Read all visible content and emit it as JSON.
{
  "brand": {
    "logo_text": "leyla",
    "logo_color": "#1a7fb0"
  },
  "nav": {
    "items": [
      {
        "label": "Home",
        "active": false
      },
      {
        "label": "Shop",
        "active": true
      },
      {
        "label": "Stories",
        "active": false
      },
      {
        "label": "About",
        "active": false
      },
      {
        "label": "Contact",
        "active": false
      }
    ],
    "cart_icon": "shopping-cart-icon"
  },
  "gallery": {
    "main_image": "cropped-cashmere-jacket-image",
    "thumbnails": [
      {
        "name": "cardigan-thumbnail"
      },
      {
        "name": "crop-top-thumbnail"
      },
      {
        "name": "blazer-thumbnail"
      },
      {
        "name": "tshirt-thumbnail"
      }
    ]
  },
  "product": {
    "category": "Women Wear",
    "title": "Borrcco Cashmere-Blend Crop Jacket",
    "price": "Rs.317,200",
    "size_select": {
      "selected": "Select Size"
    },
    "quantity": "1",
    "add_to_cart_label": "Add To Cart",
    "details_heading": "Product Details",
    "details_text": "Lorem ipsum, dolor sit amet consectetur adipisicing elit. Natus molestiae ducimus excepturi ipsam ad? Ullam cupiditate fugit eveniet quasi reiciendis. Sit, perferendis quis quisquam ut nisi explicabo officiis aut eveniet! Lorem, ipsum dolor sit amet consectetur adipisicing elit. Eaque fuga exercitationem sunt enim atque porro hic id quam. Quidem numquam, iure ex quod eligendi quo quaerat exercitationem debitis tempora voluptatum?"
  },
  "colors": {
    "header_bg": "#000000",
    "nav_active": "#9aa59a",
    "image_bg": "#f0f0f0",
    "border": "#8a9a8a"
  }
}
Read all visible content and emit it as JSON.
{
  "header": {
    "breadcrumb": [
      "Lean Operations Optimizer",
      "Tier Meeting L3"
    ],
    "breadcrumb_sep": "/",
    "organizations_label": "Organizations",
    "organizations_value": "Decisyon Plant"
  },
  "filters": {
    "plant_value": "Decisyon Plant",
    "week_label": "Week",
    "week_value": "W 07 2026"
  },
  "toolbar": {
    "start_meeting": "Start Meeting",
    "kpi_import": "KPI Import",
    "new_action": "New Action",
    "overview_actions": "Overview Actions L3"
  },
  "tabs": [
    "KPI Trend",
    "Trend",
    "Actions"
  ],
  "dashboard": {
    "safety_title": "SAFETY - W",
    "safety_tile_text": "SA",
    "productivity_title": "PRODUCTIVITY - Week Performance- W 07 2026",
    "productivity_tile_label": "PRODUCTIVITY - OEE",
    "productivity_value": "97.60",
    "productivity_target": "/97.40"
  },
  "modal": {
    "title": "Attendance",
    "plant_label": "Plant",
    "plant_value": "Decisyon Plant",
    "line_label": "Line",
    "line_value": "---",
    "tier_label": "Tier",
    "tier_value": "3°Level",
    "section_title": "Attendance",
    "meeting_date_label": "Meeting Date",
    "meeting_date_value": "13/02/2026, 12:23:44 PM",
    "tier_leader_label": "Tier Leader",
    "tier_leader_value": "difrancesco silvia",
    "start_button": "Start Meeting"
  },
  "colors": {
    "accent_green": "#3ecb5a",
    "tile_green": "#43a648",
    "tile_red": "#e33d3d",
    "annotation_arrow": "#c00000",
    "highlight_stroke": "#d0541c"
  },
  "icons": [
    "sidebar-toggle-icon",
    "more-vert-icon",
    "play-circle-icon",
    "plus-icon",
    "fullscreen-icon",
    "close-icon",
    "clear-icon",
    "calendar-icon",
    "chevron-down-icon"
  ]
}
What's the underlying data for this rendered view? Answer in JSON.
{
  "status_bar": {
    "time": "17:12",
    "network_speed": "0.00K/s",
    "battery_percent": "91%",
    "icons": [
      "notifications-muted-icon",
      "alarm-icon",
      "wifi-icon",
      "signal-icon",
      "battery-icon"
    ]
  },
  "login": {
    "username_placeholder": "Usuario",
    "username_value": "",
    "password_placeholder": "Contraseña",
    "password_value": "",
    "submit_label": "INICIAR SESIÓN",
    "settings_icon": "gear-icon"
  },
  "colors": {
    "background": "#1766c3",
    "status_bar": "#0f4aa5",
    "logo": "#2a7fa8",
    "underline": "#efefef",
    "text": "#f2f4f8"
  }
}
○ ○ ○
*What the task requires:* Repeat the data precisely, reproducing every entry.

*Exercise output:*
Read all visible content and emit it as JSON.
{
  "brand": {
    "logo_text": "leyla",
    "logo_color": "#1a7fb0"
  },
  "nav": {
    "items": [
      {
        "label": "Home",
        "active": false
      },
      {
        "label": "Shop",
        "active": true
      },
      {
        "label": "Stories",
        "active": false
      },
      {
        "label": "About",
        "active": false
      },
      {
        "label": "Contact",
        "active": false
      }
    ],
    "cart_icon": "shopping-cart-icon"
  },
  "gallery": {
    "main_image": "cropped-cashmere-jacket-image",
    "thumbnails": [
      {
        "name": "cardigan-thumbnail"
      },
      {
        "name": "crop-top-thumbnail"
      },
      {
        "name": "blazer-thumbnail"
      },
      {
        "name": "tshirt-thumbnail"
      }
    ]
  },
  "product": {
    "category": "Women Wear",
    "title": "Borrcco Cashmere-Blend Crop Jacket",
    "price": "Rs.317,200",
    "size_select": {
      "selected": "Select Size"
    },
    "quantity": "1",
    "add_to_cart_label": "Add To Cart",
    "details_heading": "Product Details",
    "details_text": "Lorem ipsum, dolor sit amet consectetur adipisicing elit. Natus molestiae ducimus excepturi ipsam ad? Ullam cupiditate fugit eveniet quasi reiciendis. Sit, perferendis quis quisquam ut nisi explicabo officiis aut eveniet! Lorem, ipsum dolor sit amet consectetur adipisicing elit. Eaque fuga exercitationem sunt enim atque porro hic id quam. Quidem numquam, iure ex quod eligendi quo quaerat exercitationem debitis tempora voluptatum?"
  },
  "colors": {
    "header_bg": "#000000",
    "nav_active": "#9aa59a",
    "image_bg": "#f0f0f0",
    "border": "#8a9a8a"
  }
}
Read all visible content and emit it as JSON.
{
  "header": {
    "breadcrumb": [
      "Lean Operations Optimizer",
      "Tier Meeting L3"
    ],
    "breadcrumb_sep": "/",
    "organizations_label": "Organizations",
    "organizations_value": "Decisyon Plant"
  },
  "filters": {
    "plant_value": "Decisyon Plant",
    "week_label": "Week",
    "week_value": "W 07 2026"
  },
  "toolbar": {
    "start_meeting": "Start Meeting",
    "kpi_import": "KPI Import",
    "new_action": "New Action",
    "overview_actions": "Overview Actions L3"
  },
  "tabs": [
    "KPI Trend",
    "Trend",
    "Actions"
  ],
  "dashboard": {
    "safety_title": "SAFETY - W",
    "safety_tile_text": "SA",
    "productivity_title": "PRODUCTIVITY - Week Performance- W 07 2026",
    "productivity_tile_label": "PRODUCTIVITY - OEE",
    "productivity_value": "97.60",
    "productivity_target": "/97.40"
  },
  "modal": {
    "title": "Attendance",
    "plant_label": "Plant",
    "plant_value": "Decisyon Plant",
    "line_label": "Line",
    "line_value": "---",
    "tier_label": "Tier",
    "tier_value": "3°Level",
    "section_title": "Attendance",
    "meeting_date_label": "Meeting Date",
    "meeting_date_value": "13/02/2026, 12:23:44 PM",
    "tier_leader_label": "Tier Leader",
    "tier_leader_value": "difrancesco silvia",
    "start_button": "Start Meeting"
  },
  "colors": {
    "accent_green": "#3ecb5a",
    "tile_green": "#43a648",
    "tile_red": "#e33d3d",
    "annotation_arrow": "#c00000",
    "highlight_stroke": "#d0541c"
  },
  "icons": [
    "sidebar-toggle-icon",
    "more-vert-icon",
    "play-circle-icon",
    "plus-icon",
    "fullscreen-icon",
    "close-icon",
    "clear-icon",
    "calendar-icon",
    "chevron-down-icon"
  ]
}
What's the underlying data for this rendered view? Answer in JSON.
{
  "status_bar": {
    "time": "17:12",
    "network_speed": "0.00K/s",
    "battery_percent": "91%",
    "icons": [
      "notifications-muted-icon",
      "alarm-icon",
      "wifi-icon",
      "signal-icon",
      "battery-icon"
    ]
  },
  "login": {
    "username_placeholder": "Usuario",
    "username_value": "",
    "password_placeholder": "Contraseña",
    "password_value": "",
    "submit_label": "INICIAR SESIÓN",
    "settings_icon": "gear-icon"
  },
  "colors": {
    "background": "#1766c3",
    "status_bar": "#0f4aa5",
    "logo": "#2a7fa8",
    "underline": "#efefef",
    "text": "#f2f4f8"
  }
}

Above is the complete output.